Entries shown »
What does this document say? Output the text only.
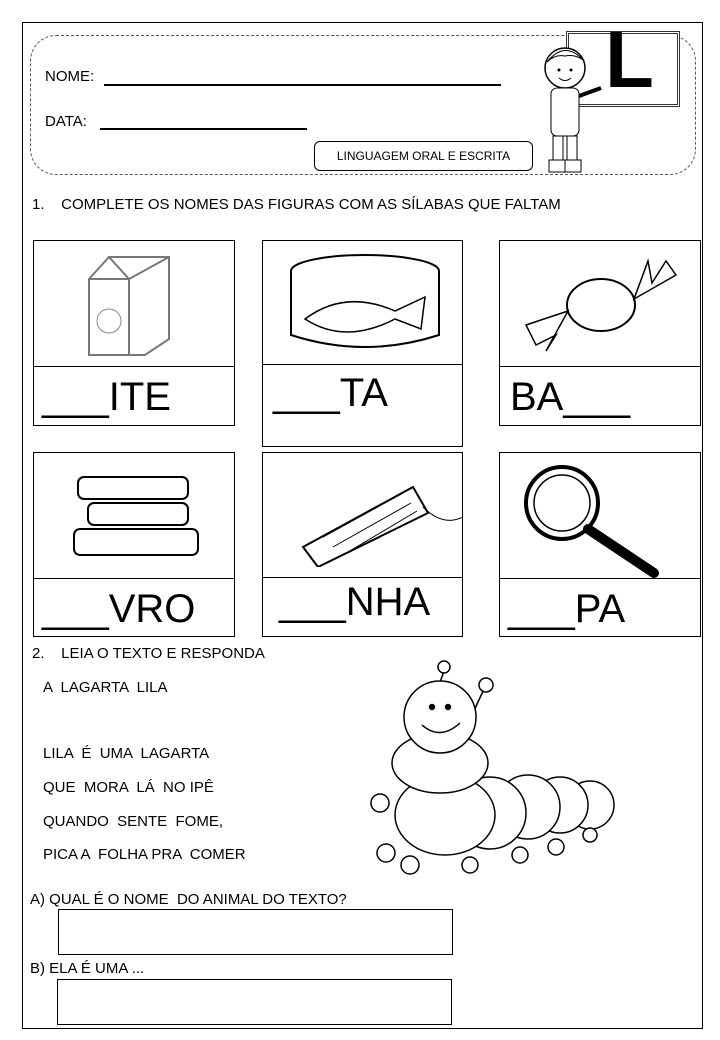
NOME:
DATA:
LINGUAGEM ORAL E ESCRITA
L
1.    COMPLETE OS NOMES DAS FIGURAS COM AS SÍLABAS QUE FALTAM
___ITE	___TA	BA___
___VRO ___NHA ___PA
2.    LEIA O TEXTO E RESPONDA
A  LAGARTA  LILA
LILA  É  UMA  LAGARTA
QUE  MORA  LÁ  NO IPÊ
QUANDO  SENTE  FOME,
PICA A  FOLHA PRA  COMER
A) QUAL É O NOME  DO ANIMAL DO TEXTO?
B) ELA É UMA ...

Required task » Reproduce all the records verbatim, excluding images.

Final result »
What does this document say? Output the text only.
NOME:
DATA:
LINGUAGEM ORAL E ESCRITA
L
1.    COMPLETE OS NOMES DAS FIGURAS COM AS SÍLABAS QUE FALTAM
___ITE	___TA	BA___
___VRO ___NHA ___PA
2.    LEIA O TEXTO E RESPONDA
A  LAGARTA  LILA
LILA  É  UMA  LAGARTA
QUE  MORA  LÁ  NO IPÊ
QUANDO  SENTE  FOME,
PICA A  FOLHA PRA  COMER
A) QUAL É O NOME  DO ANIMAL DO TEXTO?
B) ELA É UMA ...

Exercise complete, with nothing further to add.